Task prompt>
Everything from the line containing "What data populates" through the line containing "Output a JSON" must be written out exactly, and nothing more; leave any pictures out.
____
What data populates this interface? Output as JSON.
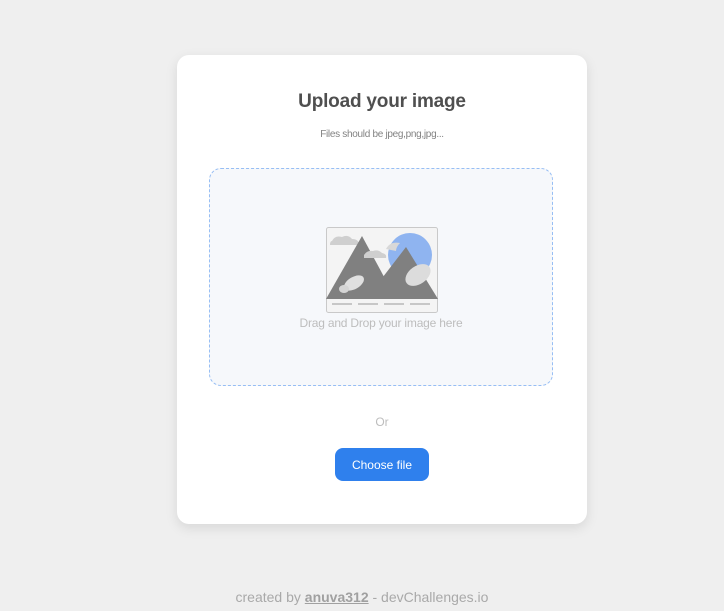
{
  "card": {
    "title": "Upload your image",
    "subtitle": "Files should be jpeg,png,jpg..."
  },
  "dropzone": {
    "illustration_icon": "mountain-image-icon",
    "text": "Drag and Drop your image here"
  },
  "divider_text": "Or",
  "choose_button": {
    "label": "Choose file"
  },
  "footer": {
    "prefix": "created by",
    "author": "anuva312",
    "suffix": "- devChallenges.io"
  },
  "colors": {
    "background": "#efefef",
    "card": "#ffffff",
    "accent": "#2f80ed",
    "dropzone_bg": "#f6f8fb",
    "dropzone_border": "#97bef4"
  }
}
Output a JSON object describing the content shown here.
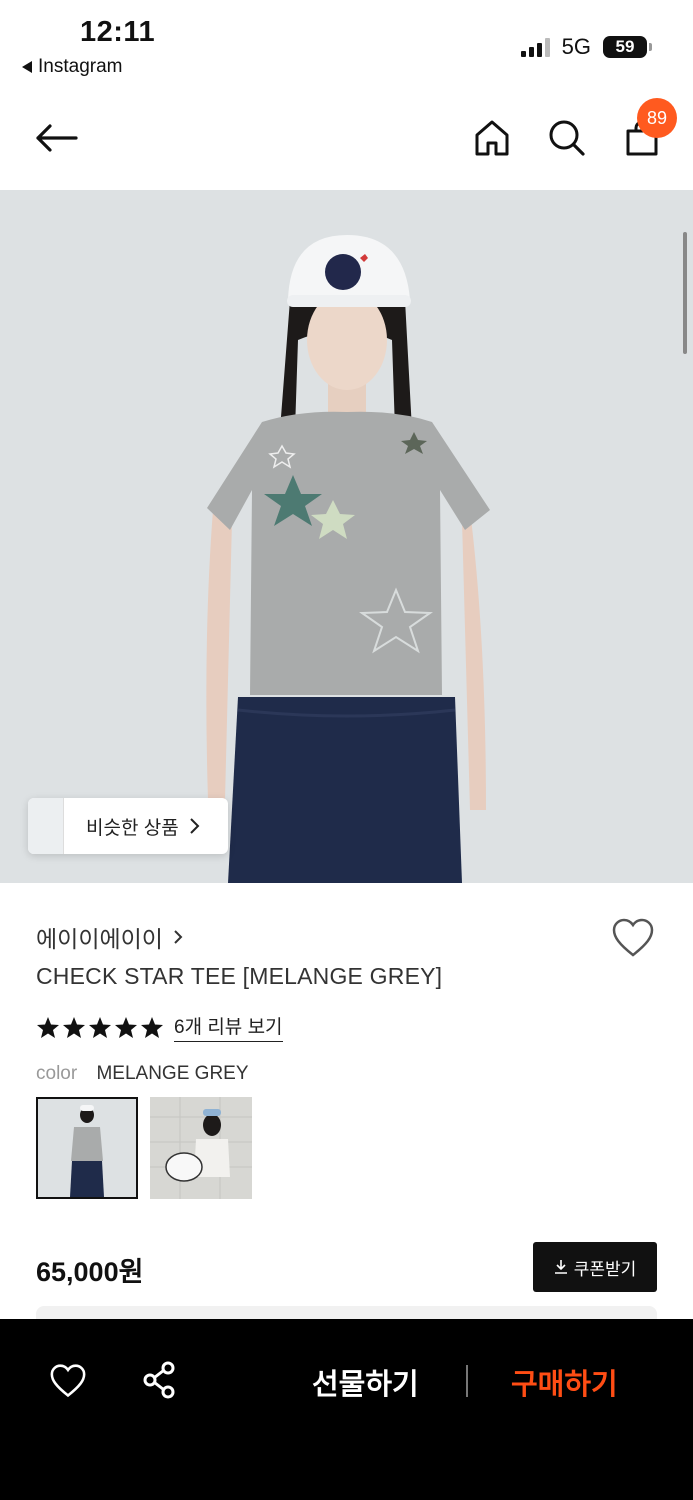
____
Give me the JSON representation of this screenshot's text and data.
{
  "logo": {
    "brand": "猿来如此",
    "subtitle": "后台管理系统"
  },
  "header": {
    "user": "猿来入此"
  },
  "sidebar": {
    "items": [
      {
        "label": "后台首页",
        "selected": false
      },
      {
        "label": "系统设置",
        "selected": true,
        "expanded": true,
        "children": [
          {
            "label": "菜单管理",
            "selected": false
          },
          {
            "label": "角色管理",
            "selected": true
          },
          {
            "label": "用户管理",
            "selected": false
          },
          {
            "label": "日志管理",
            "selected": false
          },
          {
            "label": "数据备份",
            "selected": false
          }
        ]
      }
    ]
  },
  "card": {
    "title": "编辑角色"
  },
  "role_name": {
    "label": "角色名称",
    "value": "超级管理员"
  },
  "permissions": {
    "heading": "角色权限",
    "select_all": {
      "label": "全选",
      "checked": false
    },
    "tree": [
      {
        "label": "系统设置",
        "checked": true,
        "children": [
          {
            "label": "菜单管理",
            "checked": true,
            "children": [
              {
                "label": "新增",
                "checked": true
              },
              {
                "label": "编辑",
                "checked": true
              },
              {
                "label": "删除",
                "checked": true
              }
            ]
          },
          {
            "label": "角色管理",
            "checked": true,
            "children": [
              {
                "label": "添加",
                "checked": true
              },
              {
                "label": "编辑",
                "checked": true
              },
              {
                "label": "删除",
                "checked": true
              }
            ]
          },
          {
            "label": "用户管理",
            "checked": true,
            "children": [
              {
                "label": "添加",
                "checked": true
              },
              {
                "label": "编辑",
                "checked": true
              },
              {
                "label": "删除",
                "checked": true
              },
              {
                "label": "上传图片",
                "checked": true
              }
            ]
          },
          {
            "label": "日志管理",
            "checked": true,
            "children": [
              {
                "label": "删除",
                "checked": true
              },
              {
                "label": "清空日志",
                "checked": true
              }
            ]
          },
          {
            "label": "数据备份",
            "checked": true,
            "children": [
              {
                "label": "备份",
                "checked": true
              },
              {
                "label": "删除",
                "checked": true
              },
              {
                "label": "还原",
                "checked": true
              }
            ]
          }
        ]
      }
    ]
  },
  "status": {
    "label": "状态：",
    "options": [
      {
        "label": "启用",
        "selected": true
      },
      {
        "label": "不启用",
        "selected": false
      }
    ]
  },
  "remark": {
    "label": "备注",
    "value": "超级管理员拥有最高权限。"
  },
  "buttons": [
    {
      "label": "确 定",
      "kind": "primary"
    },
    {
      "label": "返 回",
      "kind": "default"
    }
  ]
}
____
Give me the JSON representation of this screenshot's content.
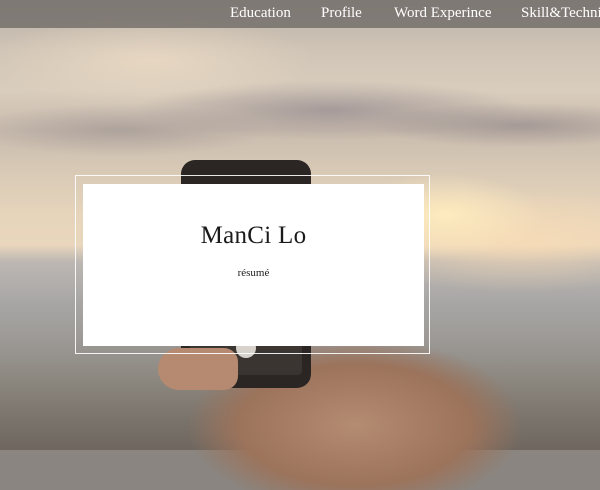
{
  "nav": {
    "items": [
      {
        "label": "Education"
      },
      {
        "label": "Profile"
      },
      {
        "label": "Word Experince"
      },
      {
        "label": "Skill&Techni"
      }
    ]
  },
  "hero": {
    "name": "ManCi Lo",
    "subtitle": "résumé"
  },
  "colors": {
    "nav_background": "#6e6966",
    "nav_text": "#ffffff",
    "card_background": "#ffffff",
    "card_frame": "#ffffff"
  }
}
____
Expected answer>
What data populates this interface? Output as JSON.
{
  "card": {
    "title": "Upload your image",
    "subtitle": "Files should be jpeg,png,jpg..."
  },
  "dropzone": {
    "illustration_icon": "mountain-image-icon",
    "text": "Drag and Drop your image here"
  },
  "divider_text": "Or",
  "choose_button": {
    "label": "Choose file"
  },
  "footer": {
    "prefix": "created by",
    "author": "anuva312",
    "suffix": "- devChallenges.io"
  },
  "colors": {
    "background": "#efefef",
    "card": "#ffffff",
    "accent": "#2f80ed",
    "dropzone_bg": "#f6f8fb",
    "dropzone_border": "#97bef4"
  }
}
Output a JSON object describing the content shown here.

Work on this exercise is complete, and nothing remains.